> Material
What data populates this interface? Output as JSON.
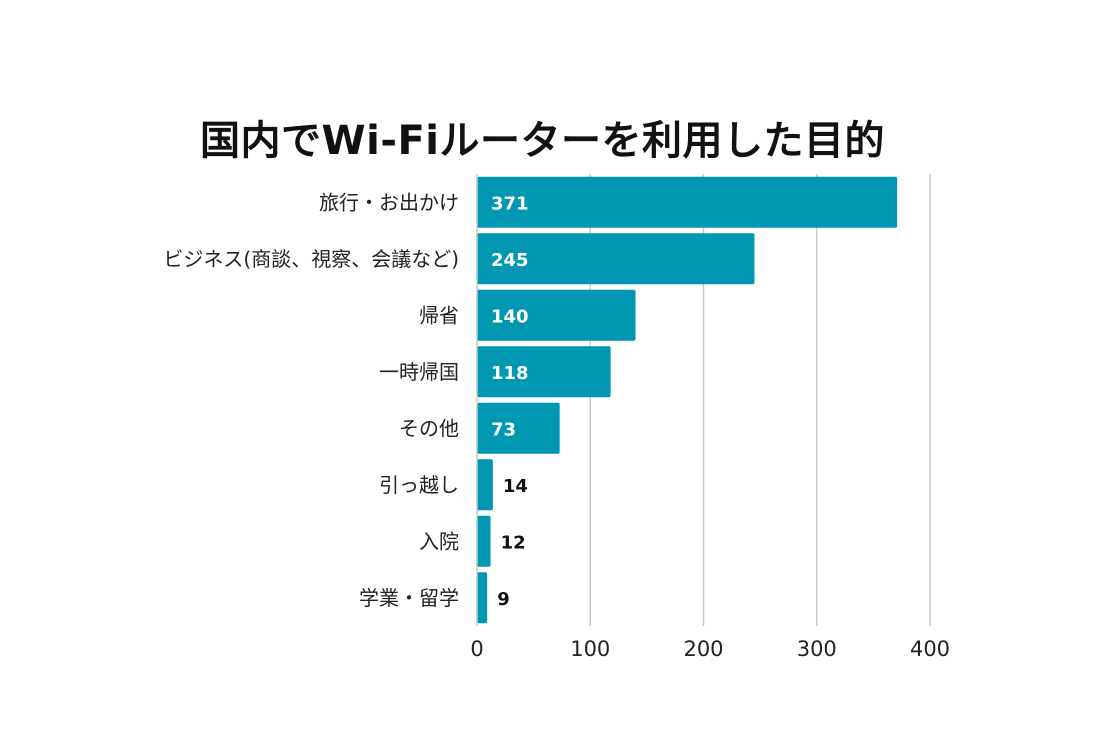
{
  "chart_data": {
    "type": "bar",
    "orientation": "horizontal",
    "title": "国内でWi-Fiルーターを利用した目的",
    "categories": [
      "旅行・お出かけ",
      "ビジネス(商談、視察、会議など)",
      "帰省",
      "一時帰国",
      "その他",
      "引っ越し",
      "入院",
      "学業・留学"
    ],
    "values": [
      371,
      245,
      140,
      118,
      73,
      14,
      12,
      9
    ],
    "xlim": [
      0,
      400
    ],
    "xticks": [
      0,
      100,
      200,
      300,
      400
    ],
    "grid": "vertical",
    "legend": "none",
    "bar_color": "#0097b2"
  }
}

> Prompt
Give every record again exactly, apart from the pictures, which stay out.

> Reply
What data populates this interface? Output as JSON.
{
  "chart_data": {
    "type": "bar",
    "orientation": "horizontal",
    "title": "国内でWi-Fiルーターを利用した目的",
    "categories": [
      "旅行・お出かけ",
      "ビジネス(商談、視察、会議など)",
      "帰省",
      "一時帰国",
      "その他",
      "引っ越し",
      "入院",
      "学業・留学"
    ],
    "values": [
      371,
      245,
      140,
      118,
      73,
      14,
      12,
      9
    ],
    "xlim": [
      0,
      400
    ],
    "xticks": [
      0,
      100,
      200,
      300,
      400
    ],
    "grid": "vertical",
    "legend": "none",
    "bar_color": "#0097b2"
  }
}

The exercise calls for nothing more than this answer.